ATIVIDADE 1: De acordo com o texto sobre o quarto mandato de Lula, qual era o valor do orçamento de emendas parlamentares em 2024?
ATIVIDADE 2: Transcreva do texto sobre o quarto mandato de Lula o trecho que começa com as palavras "O que está em" e termina com "virou contra ela.".

Lula anuncia 4º mandato com guerra contra Congresso e partidos
O presidente Luiz Inácio Lula da Silva acaba de jogar na mesa a carta mais arriscada de sua carreira política. Ao confirmar que disputará um quarto mandato em 2026, ele não prometeu consenso. Prometeu guerra.
O alvo: o sistema de emendas parlamentares e o fundo partidário. O inimigo: o próprio Congresso Nacional que o sustenta no poder desde 2023.
O fim do Lulinha paz e amor
"Não serei o Lulinha paz e amor", declarou o presidente em evento recente. A frase marca uma ruptura. Desde que retornou ao Planalto, Lula manteve postura conciliatória com o Legislativo. Distribuiu ministérios. Negociou emendas. Cedeu em pautas fiscais.
Agora, anuncia o contrário.
A promessa de "briga democrática" contra emendas e fundo partidário representa um ataque frontal ao modo como a política brasileira opera há pelo menos duas décadas. As emendas parlamentares se tornaram o principal instrumento de governabilidade. São a moeda de troca entre Executivo e Legislativo.
O que está em jogo
O orçamento de emendas parlamentares saltou de R$ 5 bilhões em 2010 para mais de R$ 50 bilhões em 2024. O fundo partidário, que financia campanhas e estrutura dos partidos, ultrapassou R$ 4,9 bilhões no último ciclo eleitoral.
Esses números representam poder. Poder de deputados e senadores sobre prefeituras. Poder de legendas sobre candidatos. Poder que Lula agora diz querer cortar.
A estratégia tem precedente histórico. Fernando Collor tentou governar contra o Congresso nos anos 1990. Sofreu impeachment. Jânio Quadros renunciou após sete meses. Dilma Rousseff perdeu a Presidência em 2016 quando a base aliada virou contra ela.
Por que agora
Três fatores explicam o timing da declaração.
Primeiro: as emendas parlamentares estão sob escrutínio do Supremo Tribunal Federal. O ministro Flávio Dino impôs regras de transparência que desagradaram o Congresso. Lula surfa na onda.

MATERIAL DE APOIO:
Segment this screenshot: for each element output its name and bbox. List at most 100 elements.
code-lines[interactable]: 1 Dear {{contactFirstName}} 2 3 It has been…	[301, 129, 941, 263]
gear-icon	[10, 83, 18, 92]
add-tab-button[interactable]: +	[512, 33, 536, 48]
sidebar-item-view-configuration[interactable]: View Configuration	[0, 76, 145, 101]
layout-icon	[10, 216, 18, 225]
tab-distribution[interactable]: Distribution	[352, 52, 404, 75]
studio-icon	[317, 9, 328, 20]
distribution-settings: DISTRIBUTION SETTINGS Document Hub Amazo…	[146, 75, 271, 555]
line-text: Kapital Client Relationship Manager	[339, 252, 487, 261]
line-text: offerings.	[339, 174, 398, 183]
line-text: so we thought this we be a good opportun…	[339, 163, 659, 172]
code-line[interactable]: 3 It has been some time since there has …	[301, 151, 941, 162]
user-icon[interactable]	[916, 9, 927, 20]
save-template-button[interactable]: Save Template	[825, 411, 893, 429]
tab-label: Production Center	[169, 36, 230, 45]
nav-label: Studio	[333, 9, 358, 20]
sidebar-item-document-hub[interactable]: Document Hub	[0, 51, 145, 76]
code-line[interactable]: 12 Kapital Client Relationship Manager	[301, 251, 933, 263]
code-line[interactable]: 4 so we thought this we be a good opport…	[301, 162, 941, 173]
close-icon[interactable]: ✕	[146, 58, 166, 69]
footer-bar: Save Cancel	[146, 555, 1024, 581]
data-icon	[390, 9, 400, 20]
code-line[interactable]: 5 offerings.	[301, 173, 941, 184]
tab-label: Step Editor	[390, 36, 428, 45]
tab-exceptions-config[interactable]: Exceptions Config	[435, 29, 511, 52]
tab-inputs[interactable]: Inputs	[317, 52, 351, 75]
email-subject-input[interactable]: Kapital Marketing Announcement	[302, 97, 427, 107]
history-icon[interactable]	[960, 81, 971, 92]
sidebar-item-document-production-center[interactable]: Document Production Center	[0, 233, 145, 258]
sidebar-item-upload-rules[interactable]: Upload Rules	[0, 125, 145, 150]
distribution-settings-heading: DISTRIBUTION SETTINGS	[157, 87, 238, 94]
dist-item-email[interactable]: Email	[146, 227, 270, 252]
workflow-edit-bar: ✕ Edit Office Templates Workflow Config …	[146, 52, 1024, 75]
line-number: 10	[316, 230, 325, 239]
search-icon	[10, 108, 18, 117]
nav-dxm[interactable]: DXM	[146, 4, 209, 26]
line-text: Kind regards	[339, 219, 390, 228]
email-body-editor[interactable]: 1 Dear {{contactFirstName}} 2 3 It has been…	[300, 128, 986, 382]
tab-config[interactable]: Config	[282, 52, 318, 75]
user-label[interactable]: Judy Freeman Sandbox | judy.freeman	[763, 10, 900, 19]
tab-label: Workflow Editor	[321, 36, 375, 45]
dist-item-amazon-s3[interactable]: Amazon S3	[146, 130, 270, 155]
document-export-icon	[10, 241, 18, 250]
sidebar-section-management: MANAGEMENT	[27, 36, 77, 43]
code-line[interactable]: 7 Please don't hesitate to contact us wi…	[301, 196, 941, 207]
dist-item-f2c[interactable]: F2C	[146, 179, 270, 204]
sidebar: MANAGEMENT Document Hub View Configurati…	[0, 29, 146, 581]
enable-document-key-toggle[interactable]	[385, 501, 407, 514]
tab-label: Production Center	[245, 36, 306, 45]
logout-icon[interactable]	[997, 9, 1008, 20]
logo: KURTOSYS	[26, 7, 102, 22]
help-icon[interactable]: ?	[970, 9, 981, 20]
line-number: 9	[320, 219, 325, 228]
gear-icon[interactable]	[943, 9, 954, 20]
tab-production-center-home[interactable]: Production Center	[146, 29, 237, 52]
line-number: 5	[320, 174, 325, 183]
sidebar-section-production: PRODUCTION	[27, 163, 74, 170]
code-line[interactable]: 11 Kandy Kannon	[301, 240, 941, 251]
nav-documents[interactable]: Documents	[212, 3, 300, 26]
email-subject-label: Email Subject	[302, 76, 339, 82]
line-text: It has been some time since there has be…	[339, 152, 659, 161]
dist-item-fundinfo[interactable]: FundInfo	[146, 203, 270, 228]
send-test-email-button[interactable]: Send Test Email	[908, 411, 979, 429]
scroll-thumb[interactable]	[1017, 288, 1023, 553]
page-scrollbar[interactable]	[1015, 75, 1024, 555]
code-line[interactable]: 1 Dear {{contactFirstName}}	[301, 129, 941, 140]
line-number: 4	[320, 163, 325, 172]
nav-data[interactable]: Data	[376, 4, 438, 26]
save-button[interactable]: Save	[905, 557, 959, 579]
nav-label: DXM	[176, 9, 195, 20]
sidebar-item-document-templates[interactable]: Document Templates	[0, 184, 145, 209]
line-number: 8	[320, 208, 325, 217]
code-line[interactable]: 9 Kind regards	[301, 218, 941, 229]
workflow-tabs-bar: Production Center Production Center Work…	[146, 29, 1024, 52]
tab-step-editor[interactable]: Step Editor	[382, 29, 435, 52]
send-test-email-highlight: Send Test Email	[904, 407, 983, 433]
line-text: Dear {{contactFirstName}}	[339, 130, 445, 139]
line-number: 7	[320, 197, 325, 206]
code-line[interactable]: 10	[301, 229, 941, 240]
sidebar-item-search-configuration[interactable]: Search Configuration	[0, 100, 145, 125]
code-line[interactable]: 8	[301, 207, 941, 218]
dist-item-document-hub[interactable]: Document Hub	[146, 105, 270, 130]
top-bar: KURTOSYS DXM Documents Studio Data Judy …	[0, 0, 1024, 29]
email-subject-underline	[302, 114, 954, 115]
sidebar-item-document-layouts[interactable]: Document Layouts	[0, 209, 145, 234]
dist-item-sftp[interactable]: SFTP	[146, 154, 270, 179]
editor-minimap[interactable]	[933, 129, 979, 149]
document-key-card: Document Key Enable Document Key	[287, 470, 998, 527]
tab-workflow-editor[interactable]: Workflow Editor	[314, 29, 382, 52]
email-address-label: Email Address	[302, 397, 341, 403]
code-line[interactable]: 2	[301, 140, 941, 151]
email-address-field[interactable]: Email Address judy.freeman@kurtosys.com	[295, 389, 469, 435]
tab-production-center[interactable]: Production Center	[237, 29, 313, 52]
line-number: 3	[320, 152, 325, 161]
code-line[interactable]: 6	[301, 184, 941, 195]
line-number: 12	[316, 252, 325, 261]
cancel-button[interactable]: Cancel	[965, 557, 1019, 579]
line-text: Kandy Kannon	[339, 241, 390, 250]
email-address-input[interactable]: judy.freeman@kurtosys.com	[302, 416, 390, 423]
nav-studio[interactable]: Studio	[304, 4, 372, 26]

RESPOSTA 1: Mais de R$ 50 bilhões.

RESPOSTA 2:
O que está em jogo
O orçamento de emendas parlamentares saltou de R$ 5 bilhões em 2010 para mais de R$ 50 bilhões em 2024. O fundo partidário, que financia campanhas e estrutura dos partidos, ultrapassou R$ 4,9 bilhões no último ciclo eleitoral.
Esses números representam poder. Poder de deputados e senadores sobre prefeituras. Poder de legendas sobre candidatos. Poder que Lula agora diz querer cortar.
A estratégia tem precedente histórico. Fernando Collor tentou governar contra o Congresso nos anos 1990. Sofreu impeachment. Jânio Quadros renunciou após sete meses. Dilma Rousseff perdeu a Presidência em 2016 quando a base aliada virou contra ela.